Data for this task start

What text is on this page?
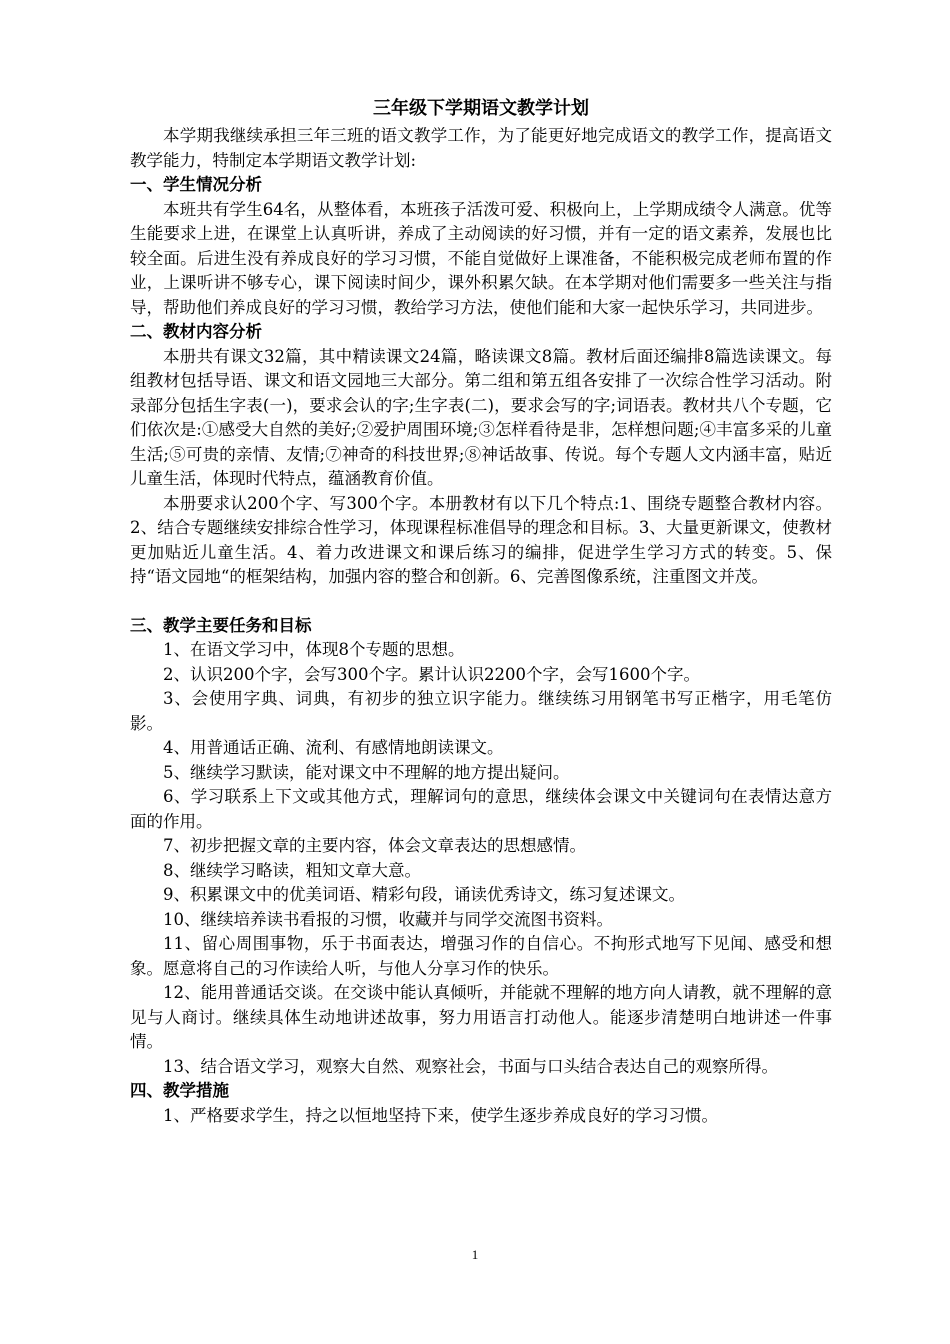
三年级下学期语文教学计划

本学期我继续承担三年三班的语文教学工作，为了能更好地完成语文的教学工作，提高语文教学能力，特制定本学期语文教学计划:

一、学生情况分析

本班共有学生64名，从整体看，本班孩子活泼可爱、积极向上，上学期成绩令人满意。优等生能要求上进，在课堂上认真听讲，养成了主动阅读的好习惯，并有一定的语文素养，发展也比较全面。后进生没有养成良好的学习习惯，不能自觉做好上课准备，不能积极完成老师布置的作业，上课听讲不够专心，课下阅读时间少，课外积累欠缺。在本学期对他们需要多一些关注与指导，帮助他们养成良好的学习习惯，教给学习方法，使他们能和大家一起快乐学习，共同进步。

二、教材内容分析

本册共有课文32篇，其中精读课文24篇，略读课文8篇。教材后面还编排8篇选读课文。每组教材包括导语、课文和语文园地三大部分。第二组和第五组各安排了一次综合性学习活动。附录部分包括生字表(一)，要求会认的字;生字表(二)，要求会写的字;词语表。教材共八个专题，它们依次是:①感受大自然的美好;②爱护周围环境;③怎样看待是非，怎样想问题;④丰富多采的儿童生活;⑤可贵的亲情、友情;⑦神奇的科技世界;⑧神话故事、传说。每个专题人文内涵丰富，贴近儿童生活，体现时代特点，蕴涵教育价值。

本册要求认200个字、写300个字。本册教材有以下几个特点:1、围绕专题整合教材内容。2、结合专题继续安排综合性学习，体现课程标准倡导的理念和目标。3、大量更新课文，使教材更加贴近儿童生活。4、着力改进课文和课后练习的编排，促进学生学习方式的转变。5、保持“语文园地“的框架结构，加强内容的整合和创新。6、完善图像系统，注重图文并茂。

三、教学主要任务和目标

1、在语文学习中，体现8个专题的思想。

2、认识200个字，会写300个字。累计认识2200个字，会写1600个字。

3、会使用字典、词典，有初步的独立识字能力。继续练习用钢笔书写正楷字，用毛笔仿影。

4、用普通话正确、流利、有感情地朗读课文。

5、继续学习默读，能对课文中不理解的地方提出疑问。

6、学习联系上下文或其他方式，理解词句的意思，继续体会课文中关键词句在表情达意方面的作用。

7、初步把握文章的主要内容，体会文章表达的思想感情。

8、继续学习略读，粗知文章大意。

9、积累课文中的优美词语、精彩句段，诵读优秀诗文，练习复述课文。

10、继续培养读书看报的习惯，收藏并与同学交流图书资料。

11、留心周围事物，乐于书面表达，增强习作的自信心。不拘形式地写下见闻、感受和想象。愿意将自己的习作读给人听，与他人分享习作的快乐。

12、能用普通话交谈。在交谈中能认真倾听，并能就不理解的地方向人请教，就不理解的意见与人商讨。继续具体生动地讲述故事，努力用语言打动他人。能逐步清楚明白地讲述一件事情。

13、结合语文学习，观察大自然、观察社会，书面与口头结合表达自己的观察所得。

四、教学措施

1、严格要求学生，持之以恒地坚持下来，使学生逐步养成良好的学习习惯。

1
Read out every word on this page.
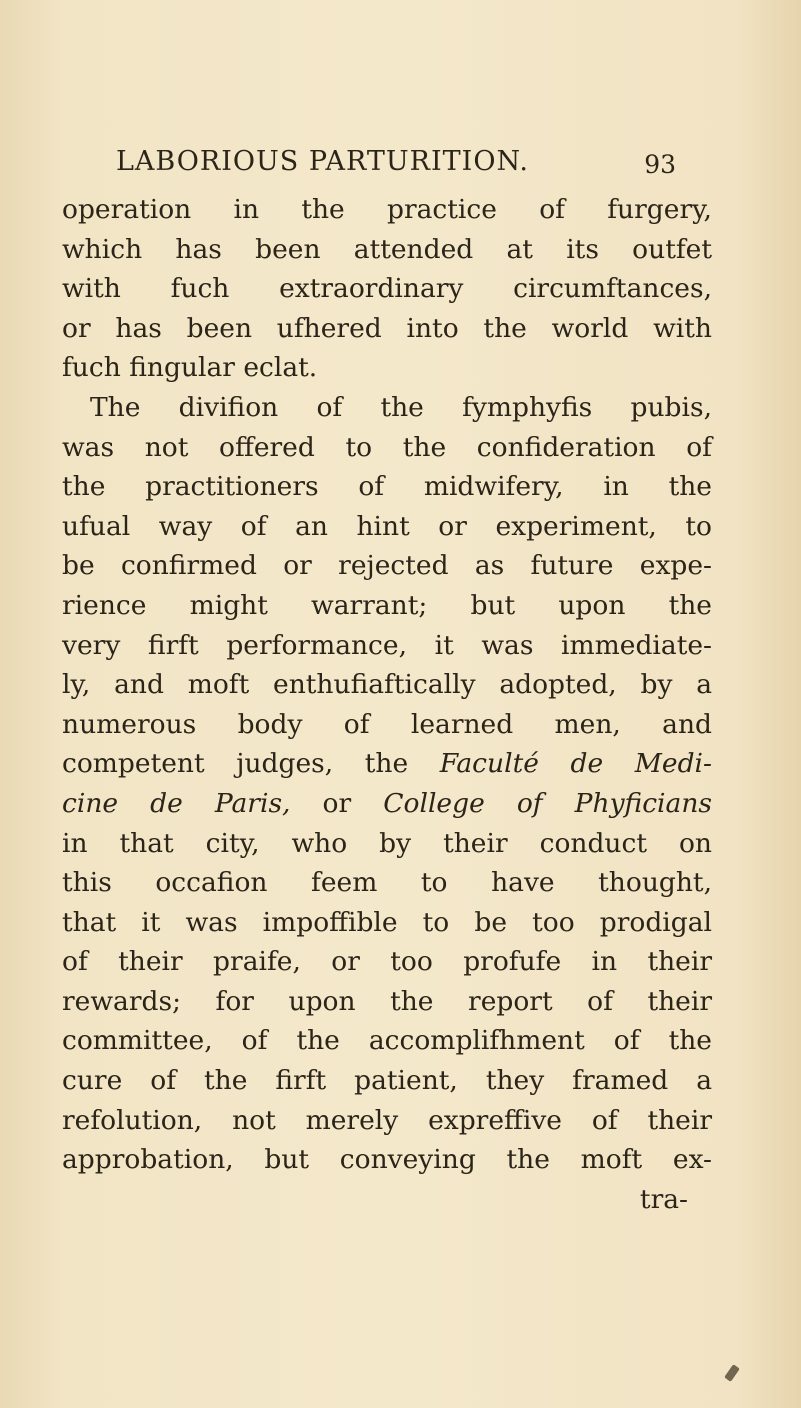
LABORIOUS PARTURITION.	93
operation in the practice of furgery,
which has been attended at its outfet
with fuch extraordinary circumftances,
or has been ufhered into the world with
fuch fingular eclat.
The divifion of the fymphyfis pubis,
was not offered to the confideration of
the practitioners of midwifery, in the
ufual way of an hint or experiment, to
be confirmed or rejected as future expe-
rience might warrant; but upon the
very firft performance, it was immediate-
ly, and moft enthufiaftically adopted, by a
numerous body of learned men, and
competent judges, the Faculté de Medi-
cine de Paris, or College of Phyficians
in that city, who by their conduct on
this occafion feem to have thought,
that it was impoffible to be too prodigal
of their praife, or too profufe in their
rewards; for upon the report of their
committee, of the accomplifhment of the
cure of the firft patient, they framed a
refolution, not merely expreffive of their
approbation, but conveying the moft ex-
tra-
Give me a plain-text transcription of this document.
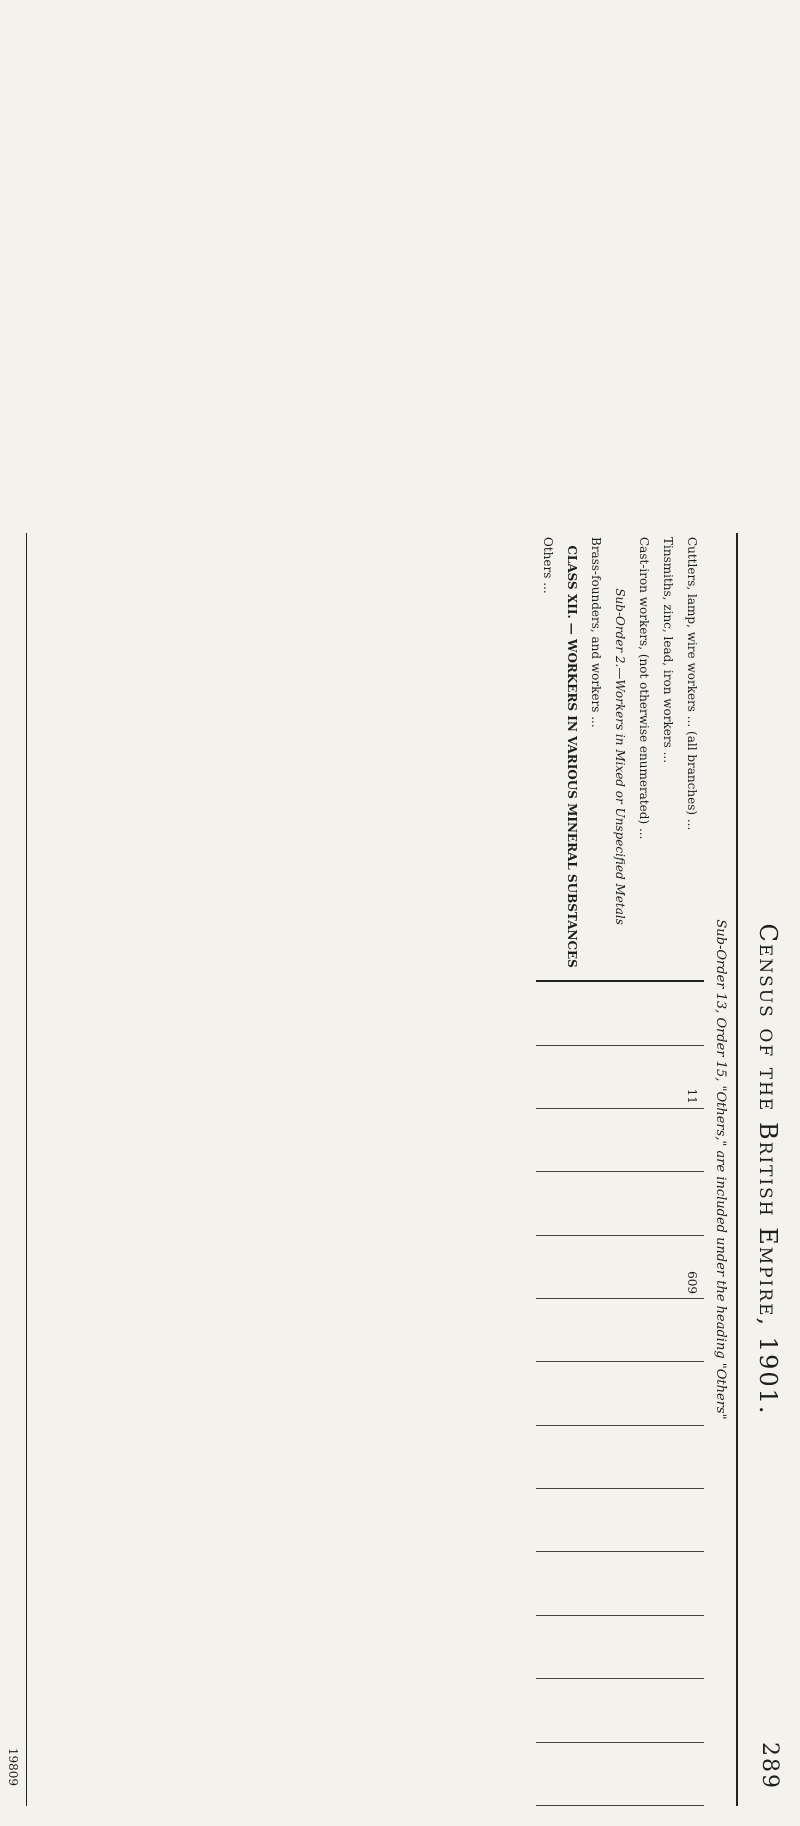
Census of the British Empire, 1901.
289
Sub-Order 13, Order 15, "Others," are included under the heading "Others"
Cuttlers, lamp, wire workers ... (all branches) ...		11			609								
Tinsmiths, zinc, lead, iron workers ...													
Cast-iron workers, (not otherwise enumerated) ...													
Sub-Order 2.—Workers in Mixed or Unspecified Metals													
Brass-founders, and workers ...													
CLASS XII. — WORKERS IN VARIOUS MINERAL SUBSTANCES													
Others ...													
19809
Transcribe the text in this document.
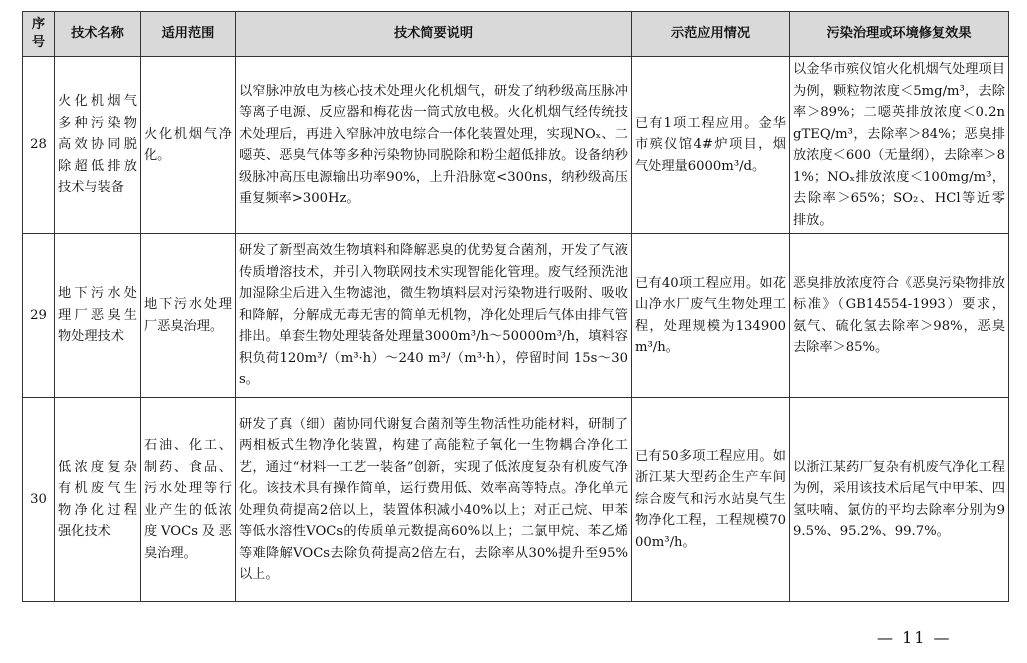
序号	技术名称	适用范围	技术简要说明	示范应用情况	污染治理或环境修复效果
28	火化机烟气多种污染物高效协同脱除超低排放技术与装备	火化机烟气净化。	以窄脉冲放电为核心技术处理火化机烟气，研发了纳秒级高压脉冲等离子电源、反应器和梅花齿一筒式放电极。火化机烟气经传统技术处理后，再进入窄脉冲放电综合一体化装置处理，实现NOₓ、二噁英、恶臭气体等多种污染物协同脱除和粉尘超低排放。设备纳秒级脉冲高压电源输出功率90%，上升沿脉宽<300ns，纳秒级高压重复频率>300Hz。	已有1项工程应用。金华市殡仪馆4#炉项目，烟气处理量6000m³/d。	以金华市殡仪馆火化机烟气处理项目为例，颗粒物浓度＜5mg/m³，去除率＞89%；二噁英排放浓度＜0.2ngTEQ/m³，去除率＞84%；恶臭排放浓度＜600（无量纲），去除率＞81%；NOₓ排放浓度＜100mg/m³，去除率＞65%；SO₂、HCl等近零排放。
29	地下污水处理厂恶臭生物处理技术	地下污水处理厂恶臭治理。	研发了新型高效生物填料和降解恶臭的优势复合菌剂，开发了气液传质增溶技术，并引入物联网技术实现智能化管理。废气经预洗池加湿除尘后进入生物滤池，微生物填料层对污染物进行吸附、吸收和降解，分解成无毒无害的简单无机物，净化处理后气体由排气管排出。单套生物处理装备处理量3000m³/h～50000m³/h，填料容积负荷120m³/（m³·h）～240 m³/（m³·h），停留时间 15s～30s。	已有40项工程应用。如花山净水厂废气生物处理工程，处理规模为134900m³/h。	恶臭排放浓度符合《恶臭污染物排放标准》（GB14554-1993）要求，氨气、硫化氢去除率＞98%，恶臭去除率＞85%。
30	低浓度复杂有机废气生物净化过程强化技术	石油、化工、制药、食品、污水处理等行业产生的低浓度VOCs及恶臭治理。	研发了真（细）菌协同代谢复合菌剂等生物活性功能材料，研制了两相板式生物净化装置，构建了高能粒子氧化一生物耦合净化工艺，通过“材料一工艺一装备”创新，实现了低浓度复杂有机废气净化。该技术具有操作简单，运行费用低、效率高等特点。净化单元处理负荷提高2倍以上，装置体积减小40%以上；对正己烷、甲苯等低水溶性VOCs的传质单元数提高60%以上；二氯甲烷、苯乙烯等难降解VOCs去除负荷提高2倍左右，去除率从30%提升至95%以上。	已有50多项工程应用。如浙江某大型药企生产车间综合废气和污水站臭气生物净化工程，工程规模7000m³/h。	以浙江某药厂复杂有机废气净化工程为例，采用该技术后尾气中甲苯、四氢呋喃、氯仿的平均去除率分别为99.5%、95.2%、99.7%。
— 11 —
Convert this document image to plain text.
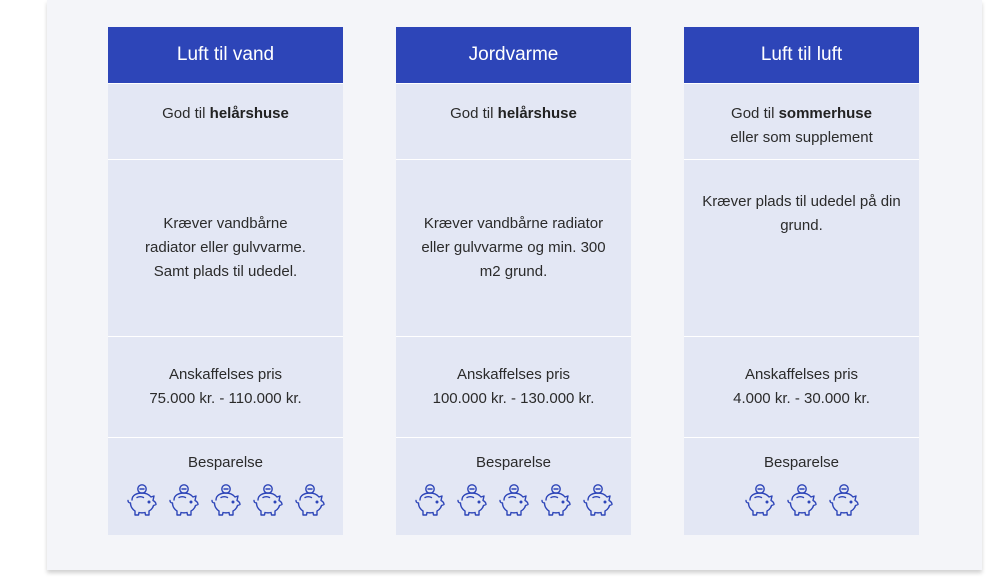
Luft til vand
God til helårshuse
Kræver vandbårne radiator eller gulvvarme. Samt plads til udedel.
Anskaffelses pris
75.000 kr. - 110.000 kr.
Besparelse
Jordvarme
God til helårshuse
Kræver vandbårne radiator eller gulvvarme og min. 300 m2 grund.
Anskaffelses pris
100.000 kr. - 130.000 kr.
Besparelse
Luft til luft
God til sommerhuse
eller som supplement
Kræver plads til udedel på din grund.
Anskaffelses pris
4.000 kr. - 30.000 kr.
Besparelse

Data for this task end

■ Task objective: None of the pictures should appear; repeat the records exactly otherwise.

■ Written reply:
What text is on this page?
三年级下学期语文教学计划

本学期我继续承担三年三班的语文教学工作，为了能更好地完成语文的教学工作，提高语文教学能力，特制定本学期语文教学计划:

一、学生情况分析

本班共有学生64名，从整体看，本班孩子活泼可爱、积极向上，上学期成绩令人满意。优等生能要求上进，在课堂上认真听讲，养成了主动阅读的好习惯，并有一定的语文素养，发展也比较全面。后进生没有养成良好的学习习惯，不能自觉做好上课准备，不能积极完成老师布置的作业，上课听讲不够专心，课下阅读时间少，课外积累欠缺。在本学期对他们需要多一些关注与指导，帮助他们养成良好的学习习惯，教给学习方法，使他们能和大家一起快乐学习，共同进步。

二、教材内容分析

本册共有课文32篇，其中精读课文24篇，略读课文8篇。教材后面还编排8篇选读课文。每组教材包括导语、课文和语文园地三大部分。第二组和第五组各安排了一次综合性学习活动。附录部分包括生字表(一)，要求会认的字;生字表(二)，要求会写的字;词语表。教材共八个专题，它们依次是:①感受大自然的美好;②爱护周围环境;③怎样看待是非，怎样想问题;④丰富多采的儿童生活;⑤可贵的亲情、友情;⑦神奇的科技世界;⑧神话故事、传说。每个专题人文内涵丰富，贴近儿童生活，体现时代特点，蕴涵教育价值。

本册要求认200个字、写300个字。本册教材有以下几个特点:1、围绕专题整合教材内容。2、结合专题继续安排综合性学习，体现课程标准倡导的理念和目标。3、大量更新课文，使教材更加贴近儿童生活。4、着力改进课文和课后练习的编排，促进学生学习方式的转变。5、保持“语文园地“的框架结构，加强内容的整合和创新。6、完善图像系统，注重图文并茂。

三、教学主要任务和目标

1、在语文学习中，体现8个专题的思想。

2、认识200个字，会写300个字。累计认识2200个字，会写1600个字。

3、会使用字典、词典，有初步的独立识字能力。继续练习用钢笔书写正楷字，用毛笔仿影。

4、用普通话正确、流利、有感情地朗读课文。

5、继续学习默读，能对课文中不理解的地方提出疑问。

6、学习联系上下文或其他方式，理解词句的意思，继续体会课文中关键词句在表情达意方面的作用。

7、初步把握文章的主要内容，体会文章表达的思想感情。

8、继续学习略读，粗知文章大意。

9、积累课文中的优美词语、精彩句段，诵读优秀诗文，练习复述课文。

10、继续培养读书看报的习惯，收藏并与同学交流图书资料。

11、留心周围事物，乐于书面表达，增强习作的自信心。不拘形式地写下见闻、感受和想象。愿意将自己的习作读给人听，与他人分享习作的快乐。

12、能用普通话交谈。在交谈中能认真倾听，并能就不理解的地方向人请教，就不理解的意见与人商讨。继续具体生动地讲述故事，努力用语言打动他人。能逐步清楚明白地讲述一件事情。

13、结合语文学习，观察大自然、观察社会，书面与口头结合表达自己的观察所得。

四、教学措施

1、严格要求学生，持之以恒地坚持下来，使学生逐步养成良好的学习习惯。

1
Read out every word on this page.
LABORIOUS PARTURITION.	93
operation in the practice of furgery,
which has been attended at its outfet
with fuch extraordinary circumftances,
or has been ufhered into the world with
fuch fingular eclat.
The divifion of the fymphyfis pubis,
was not offered to the confideration of
the practitioners of midwifery, in the
ufual way of an hint or experiment, to
be confirmed or rejected as future expe-
rience might warrant; but upon the
very firft performance, it was immediate-
ly, and moft enthufiaftically adopted, by a
numerous body of learned men, and
competent judges, the Faculté de Medi-
cine de Paris, or College of Phyficians
in that city, who by their conduct on
this occafion feem to have thought,
that it was impoffible to be too prodigal
of their praife, or too profufe in their
rewards; for upon the report of their
committee, of the accomplifhment of the
cure of the firft patient, they framed a
refolution, not merely expreffive of their
approbation, but conveying the moft ex-
tra-
Give me a plain-text transcription of this document.
Census of the British Empire, 1901.
289
Sub-Order 13, Order 15, "Others," are included under the heading "Others"
Cuttlers, lamp, wire workers ... (all branches) ...		11			609								
Tinsmiths, zinc, lead, iron workers ...													
Cast-iron workers, (not otherwise enumerated) ...													
Sub-Order 2.—Workers in Mixed or Unspecified Metals													
Brass-founders, and workers ...													
CLASS XII. — WORKERS IN VARIOUS MINERAL SUBSTANCES													
Others ...													
19809
Transcribe the text in this document.
序号	技术名称	适用范围	技术简要说明	示范应用情况	污染治理或环境修复效果
28	火化机烟气多种污染物高效协同脱除超低排放技术与装备	火化机烟气净化。	以窄脉冲放电为核心技术处理火化机烟气，研发了纳秒级高压脉冲等离子电源、反应器和梅花齿一筒式放电极。火化机烟气经传统技术处理后，再进入窄脉冲放电综合一体化装置处理，实现NOₓ、二噁英、恶臭气体等多种污染物协同脱除和粉尘超低排放。设备纳秒级脉冲高压电源输出功率90%，上升沿脉宽<300ns，纳秒级高压重复频率>300Hz。	已有1项工程应用。金华市殡仪馆4#炉项目，烟气处理量6000m³/d。	以金华市殡仪馆火化机烟气处理项目为例，颗粒物浓度＜5mg/m³，去除率＞89%；二噁英排放浓度＜0.2ngTEQ/m³，去除率＞84%；恶臭排放浓度＜600（无量纲），去除率＞81%；NOₓ排放浓度＜100mg/m³，去除率＞65%；SO₂、HCl等近零排放。
29	地下污水处理厂恶臭生物处理技术	地下污水处理厂恶臭治理。	研发了新型高效生物填料和降解恶臭的优势复合菌剂，开发了气液传质增溶技术，并引入物联网技术实现智能化管理。废气经预洗池加湿除尘后进入生物滤池，微生物填料层对污染物进行吸附、吸收和降解，分解成无毒无害的简单无机物，净化处理后气体由排气管排出。单套生物处理装备处理量3000m³/h～50000m³/h，填料容积负荷120m³/（m³·h）～240 m³/（m³·h），停留时间 15s～30s。	已有40项工程应用。如花山净水厂废气生物处理工程，处理规模为134900m³/h。	恶臭排放浓度符合《恶臭污染物排放标准》（GB14554-1993）要求，氨气、硫化氢去除率＞98%，恶臭去除率＞85%。
30	低浓度复杂有机废气生物净化过程强化技术	石油、化工、制药、食品、污水处理等行业产生的低浓度VOCs及恶臭治理。	研发了真（细）菌协同代谢复合菌剂等生物活性功能材料，研制了两相板式生物净化装置，构建了高能粒子氧化一生物耦合净化工艺，通过“材料一工艺一装备”创新，实现了低浓度复杂有机废气净化。该技术具有操作简单，运行费用低、效率高等特点。净化单元处理负荷提高2倍以上，装置体积减小40%以上；对正己烷、甲苯等低水溶性VOCs的传质单元数提高60%以上；二氯甲烷、苯乙烯等难降解VOCs去除负荷提高2倍左右，去除率从30%提升至95%以上。	已有50多项工程应用。如浙江某大型药企生产车间综合废气和污水站臭气生物净化工程，工程规模7000m³/h。	以浙江某药厂复杂有机废气净化工程为例，采用该技术后尾气中甲苯、四氢呋喃、氯仿的平均去除率分别为99.5%、95.2%、99.7%。
— 11 —
Convert this document image to plain text.
Luft til vand
God til helårshuse
Kræver vandbårne radiator eller gulvvarme. Samt plads til udedel.
Anskaffelses pris
75.000 kr. - 110.000 kr.
Besparelse
Jordvarme
God til helårshuse
Kræver vandbårne radiator eller gulvvarme og min. 300 m2 grund.
Anskaffelses pris
100.000 kr. - 130.000 kr.
Besparelse
Luft til luft
God til sommerhuse
eller som supplement
Kræver plads til udedel på din grund.
Anskaffelses pris
4.000 kr. - 30.000 kr.
Besparelse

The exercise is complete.